# PROBLEM 1:
Copy the layout dataset entries below word for word, everything from the first entry down to the line containing "plume-dot-4 bbox=[265, 146, 279, 160]".

# GIVEN PASSAGE:
┌──
The Company was incorporated under the laws of the State of Tennessee
in November 1989. The Company's principal offices are located at 7132 Commercial
Park Drive, Knoxville, Tennessee 37918, and its telephone number is (423)
922-1123.
STRATEGY
OPERATING STRATEGY. Management believes the following characteristics
are the key elements of its operating strategy:
- Multiplex Theatres. Management believes that the Company's
multiplex theatres, substantially all of which show first-run
movies, promote increased attendance and maximize operating
efficiencies through reduced labor costs and improved utilization
of theatre capacity. The Company's multiplex theatres enable it to
offer a diverse selection of films; stagger movie starting times;
increase management's flexibility in determining the number of
weeks that a film will run and the size of the auditorium in which
it is shown; and serve patrons from common support facilities.
└──
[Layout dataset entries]
┌──
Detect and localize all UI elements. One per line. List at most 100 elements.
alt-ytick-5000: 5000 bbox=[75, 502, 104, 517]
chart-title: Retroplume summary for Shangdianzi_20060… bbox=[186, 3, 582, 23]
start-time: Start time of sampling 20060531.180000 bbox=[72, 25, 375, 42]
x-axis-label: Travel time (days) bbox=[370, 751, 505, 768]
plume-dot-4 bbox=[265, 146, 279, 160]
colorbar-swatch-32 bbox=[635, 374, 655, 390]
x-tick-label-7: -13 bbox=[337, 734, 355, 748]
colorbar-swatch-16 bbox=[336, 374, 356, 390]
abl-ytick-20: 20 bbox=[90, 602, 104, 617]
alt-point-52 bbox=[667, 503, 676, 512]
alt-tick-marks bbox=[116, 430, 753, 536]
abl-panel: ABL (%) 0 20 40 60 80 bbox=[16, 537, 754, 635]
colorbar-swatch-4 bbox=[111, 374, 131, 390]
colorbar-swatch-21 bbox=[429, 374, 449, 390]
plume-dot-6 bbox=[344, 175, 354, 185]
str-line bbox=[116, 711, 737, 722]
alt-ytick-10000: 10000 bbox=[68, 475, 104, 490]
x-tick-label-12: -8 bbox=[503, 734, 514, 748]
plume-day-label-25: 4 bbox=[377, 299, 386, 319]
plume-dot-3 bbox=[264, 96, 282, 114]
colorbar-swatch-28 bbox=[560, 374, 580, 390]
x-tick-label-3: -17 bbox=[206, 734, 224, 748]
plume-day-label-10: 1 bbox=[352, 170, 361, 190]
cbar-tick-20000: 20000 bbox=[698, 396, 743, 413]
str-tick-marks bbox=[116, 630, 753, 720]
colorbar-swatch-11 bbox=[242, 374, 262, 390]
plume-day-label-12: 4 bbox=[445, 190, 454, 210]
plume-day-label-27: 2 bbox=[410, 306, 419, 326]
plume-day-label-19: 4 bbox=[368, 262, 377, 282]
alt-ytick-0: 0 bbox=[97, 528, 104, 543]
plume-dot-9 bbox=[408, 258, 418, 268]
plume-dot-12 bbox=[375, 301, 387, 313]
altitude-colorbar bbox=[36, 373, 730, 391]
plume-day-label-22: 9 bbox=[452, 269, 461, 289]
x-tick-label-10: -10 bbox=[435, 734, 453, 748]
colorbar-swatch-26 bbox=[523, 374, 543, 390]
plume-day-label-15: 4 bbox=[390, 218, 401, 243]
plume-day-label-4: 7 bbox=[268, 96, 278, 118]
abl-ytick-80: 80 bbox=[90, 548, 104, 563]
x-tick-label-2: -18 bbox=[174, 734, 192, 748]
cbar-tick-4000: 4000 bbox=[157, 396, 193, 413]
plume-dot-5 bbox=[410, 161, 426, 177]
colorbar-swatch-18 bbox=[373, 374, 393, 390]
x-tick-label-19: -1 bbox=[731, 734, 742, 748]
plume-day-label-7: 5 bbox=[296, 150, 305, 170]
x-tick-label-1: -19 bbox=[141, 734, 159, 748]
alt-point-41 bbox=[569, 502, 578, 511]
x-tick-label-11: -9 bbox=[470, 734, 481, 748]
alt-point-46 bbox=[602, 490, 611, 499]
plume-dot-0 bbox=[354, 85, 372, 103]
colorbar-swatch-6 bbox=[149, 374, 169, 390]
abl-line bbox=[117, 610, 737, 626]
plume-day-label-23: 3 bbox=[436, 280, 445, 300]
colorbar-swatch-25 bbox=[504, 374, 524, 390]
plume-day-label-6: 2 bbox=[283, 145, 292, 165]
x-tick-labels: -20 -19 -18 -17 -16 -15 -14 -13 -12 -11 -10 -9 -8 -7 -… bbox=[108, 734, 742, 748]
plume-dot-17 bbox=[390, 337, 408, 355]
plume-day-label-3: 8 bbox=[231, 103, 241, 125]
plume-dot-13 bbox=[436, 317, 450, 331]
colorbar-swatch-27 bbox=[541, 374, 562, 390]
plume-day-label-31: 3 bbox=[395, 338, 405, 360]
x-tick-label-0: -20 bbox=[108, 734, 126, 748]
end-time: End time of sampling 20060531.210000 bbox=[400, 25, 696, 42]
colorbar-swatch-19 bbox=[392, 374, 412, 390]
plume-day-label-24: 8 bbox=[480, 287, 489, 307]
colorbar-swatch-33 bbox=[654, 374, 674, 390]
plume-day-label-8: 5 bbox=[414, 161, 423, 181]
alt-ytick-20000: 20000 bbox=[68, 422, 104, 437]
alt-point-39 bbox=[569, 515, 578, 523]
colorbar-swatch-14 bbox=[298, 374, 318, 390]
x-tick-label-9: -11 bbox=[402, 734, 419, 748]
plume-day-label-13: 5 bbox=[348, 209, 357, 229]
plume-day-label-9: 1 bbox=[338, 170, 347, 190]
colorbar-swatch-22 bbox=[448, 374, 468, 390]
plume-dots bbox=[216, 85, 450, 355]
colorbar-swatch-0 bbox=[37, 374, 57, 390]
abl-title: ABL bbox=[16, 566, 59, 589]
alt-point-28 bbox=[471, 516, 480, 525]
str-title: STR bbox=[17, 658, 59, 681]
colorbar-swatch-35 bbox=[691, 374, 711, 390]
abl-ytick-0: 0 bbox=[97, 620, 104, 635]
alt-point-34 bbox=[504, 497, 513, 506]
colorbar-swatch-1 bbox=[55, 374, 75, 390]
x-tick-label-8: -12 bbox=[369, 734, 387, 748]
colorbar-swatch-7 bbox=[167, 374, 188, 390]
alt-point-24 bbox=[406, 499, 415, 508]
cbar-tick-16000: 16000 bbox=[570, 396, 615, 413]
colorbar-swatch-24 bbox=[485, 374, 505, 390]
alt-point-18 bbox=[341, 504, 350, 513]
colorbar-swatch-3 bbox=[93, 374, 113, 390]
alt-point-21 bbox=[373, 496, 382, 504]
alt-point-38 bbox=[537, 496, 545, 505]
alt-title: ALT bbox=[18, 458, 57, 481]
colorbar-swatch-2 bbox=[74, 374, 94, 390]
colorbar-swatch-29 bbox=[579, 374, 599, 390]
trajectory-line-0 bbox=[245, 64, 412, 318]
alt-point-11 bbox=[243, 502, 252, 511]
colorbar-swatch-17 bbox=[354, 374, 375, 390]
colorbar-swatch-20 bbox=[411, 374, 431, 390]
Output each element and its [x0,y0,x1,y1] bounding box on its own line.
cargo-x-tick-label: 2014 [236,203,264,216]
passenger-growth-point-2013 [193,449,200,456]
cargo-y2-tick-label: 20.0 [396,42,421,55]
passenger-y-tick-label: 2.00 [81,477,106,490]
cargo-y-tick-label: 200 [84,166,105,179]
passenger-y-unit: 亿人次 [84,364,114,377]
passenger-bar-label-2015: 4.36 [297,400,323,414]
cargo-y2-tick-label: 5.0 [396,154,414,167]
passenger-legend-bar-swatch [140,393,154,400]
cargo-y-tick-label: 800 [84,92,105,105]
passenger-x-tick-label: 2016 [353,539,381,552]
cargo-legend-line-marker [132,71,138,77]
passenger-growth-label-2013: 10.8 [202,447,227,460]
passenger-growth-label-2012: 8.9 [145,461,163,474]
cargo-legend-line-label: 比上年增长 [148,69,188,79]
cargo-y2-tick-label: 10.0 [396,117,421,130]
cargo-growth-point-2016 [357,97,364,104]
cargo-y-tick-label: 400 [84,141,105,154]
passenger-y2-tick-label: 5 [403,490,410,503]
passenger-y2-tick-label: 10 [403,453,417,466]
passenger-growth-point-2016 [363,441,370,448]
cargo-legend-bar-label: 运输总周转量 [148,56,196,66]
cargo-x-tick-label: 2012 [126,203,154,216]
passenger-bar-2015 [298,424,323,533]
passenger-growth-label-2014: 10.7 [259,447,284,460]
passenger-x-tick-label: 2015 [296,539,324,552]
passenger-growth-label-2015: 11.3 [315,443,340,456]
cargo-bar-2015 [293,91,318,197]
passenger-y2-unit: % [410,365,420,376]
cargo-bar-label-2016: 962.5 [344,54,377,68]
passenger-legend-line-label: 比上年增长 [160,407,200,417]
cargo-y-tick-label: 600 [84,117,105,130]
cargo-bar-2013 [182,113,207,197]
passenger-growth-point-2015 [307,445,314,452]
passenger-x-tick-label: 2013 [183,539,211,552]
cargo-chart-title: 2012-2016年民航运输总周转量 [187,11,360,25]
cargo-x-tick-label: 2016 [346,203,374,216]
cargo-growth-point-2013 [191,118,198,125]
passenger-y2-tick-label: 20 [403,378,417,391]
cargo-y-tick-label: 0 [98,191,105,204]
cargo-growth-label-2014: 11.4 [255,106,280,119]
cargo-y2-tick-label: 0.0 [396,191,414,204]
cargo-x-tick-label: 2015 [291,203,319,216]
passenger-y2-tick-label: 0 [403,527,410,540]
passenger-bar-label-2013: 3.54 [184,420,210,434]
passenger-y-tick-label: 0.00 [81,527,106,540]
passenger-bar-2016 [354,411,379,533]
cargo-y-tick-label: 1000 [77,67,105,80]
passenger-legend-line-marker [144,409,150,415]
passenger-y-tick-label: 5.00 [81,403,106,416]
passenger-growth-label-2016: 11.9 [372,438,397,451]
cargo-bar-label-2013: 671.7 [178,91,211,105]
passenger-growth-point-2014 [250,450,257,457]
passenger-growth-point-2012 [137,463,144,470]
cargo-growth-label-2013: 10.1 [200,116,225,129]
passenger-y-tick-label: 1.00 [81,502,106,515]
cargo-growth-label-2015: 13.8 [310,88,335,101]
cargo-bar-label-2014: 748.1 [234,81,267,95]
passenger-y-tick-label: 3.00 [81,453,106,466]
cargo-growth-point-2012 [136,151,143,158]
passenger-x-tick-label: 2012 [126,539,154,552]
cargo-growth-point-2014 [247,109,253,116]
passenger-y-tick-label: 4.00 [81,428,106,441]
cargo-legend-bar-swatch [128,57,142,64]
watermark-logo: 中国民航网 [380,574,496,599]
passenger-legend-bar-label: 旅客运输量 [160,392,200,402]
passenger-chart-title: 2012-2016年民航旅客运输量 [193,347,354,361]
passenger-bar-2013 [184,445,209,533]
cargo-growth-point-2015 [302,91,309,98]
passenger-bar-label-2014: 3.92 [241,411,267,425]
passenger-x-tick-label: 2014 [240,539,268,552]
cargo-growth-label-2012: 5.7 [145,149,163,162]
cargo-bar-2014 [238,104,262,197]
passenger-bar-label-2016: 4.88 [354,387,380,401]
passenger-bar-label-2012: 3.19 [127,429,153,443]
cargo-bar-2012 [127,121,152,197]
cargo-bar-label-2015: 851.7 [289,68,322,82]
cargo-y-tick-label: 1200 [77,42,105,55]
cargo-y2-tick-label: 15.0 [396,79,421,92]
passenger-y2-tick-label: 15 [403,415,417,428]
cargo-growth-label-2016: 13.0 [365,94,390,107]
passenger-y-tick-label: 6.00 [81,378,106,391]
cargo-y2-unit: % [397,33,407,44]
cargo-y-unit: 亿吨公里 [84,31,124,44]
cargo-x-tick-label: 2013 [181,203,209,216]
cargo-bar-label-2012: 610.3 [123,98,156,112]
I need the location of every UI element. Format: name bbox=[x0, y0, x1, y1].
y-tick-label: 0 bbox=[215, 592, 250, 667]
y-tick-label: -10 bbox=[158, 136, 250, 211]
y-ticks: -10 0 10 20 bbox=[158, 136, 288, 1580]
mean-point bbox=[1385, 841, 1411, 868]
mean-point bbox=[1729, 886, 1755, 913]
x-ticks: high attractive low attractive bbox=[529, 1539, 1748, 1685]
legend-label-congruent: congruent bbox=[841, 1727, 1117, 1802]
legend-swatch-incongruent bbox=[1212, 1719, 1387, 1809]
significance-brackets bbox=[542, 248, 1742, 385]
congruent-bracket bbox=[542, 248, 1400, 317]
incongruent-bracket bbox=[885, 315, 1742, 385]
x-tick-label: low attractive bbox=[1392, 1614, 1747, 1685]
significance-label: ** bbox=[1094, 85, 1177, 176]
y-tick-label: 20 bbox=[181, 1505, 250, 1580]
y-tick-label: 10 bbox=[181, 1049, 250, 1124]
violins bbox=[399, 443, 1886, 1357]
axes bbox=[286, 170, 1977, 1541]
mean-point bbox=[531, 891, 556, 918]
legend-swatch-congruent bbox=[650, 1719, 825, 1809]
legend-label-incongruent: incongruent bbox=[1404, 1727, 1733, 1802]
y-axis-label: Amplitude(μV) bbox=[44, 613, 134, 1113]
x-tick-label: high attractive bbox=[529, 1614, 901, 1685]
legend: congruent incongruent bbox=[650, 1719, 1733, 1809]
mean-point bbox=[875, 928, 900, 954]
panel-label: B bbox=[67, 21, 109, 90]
└──
# PROBLEM 2:
Repeat the passage about the theatre company word for word, everything from "The Company was" down to "number is (423)".

# CORRECT RESPONSE 1:
Detect and localize all UI elements. One per line. List at most 100 elements.
alt-ytick-5000: 5000 bbox=[75, 502, 104, 517]
chart-title: Retroplume summary for Shangdianzi_20060… bbox=[186, 3, 582, 23]
start-time: Start time of sampling 20060531.180000 bbox=[72, 25, 375, 42]
x-axis-label: Travel time (days) bbox=[370, 751, 505, 768]
plume-dot-4 bbox=[265, 146, 279, 160]

# CORRECT RESPONSE 2:
The Company was incorporated under the laws of the State of Tennessee
in November 1989. The Company's principal offices are located at 7132 Commercial
Park Drive, Knoxville, Tennessee 37918, and its telephone number is (423)